*Exercise task*.
Repeat all of the records verbatim.

*Source material*.
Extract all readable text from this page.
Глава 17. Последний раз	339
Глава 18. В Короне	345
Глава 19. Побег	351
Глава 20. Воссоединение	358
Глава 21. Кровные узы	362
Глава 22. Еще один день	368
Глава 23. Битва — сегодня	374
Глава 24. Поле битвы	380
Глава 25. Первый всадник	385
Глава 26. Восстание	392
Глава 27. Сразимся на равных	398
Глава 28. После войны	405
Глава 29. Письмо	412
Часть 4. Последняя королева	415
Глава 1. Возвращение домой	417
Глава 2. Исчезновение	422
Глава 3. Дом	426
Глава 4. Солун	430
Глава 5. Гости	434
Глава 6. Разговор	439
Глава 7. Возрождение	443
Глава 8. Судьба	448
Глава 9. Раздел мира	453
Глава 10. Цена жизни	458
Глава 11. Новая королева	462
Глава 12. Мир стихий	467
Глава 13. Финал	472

*Answer below*.
Extract all readable text from this page.
Глава 17. Последний раз	339
Глава 18. В Короне	345
Глава 19. Побег	351
Глава 20. Воссоединение	358
Глава 21. Кровные узы	362
Глава 22. Еще один день	368
Глава 23. Битва — сегодня	374
Глава 24. Поле битвы	380
Глава 25. Первый всадник	385
Глава 26. Восстание	392
Глава 27. Сразимся на равных	398
Глава 28. После войны	405
Глава 29. Письмо	412
Часть 4. Последняя королева	415
Глава 1. Возвращение домой	417
Глава 2. Исчезновение	422
Глава 3. Дом	426
Глава 4. Солун	430
Глава 5. Гости	434
Глава 6. Разговор	439
Глава 7. Возрождение	443
Глава 8. Судьба	448
Глава 9. Раздел мира	453
Глава 10. Цена жизни	458
Глава 11. Новая королева	462
Глава 12. Мир стихий	467
Глава 13. Финал	472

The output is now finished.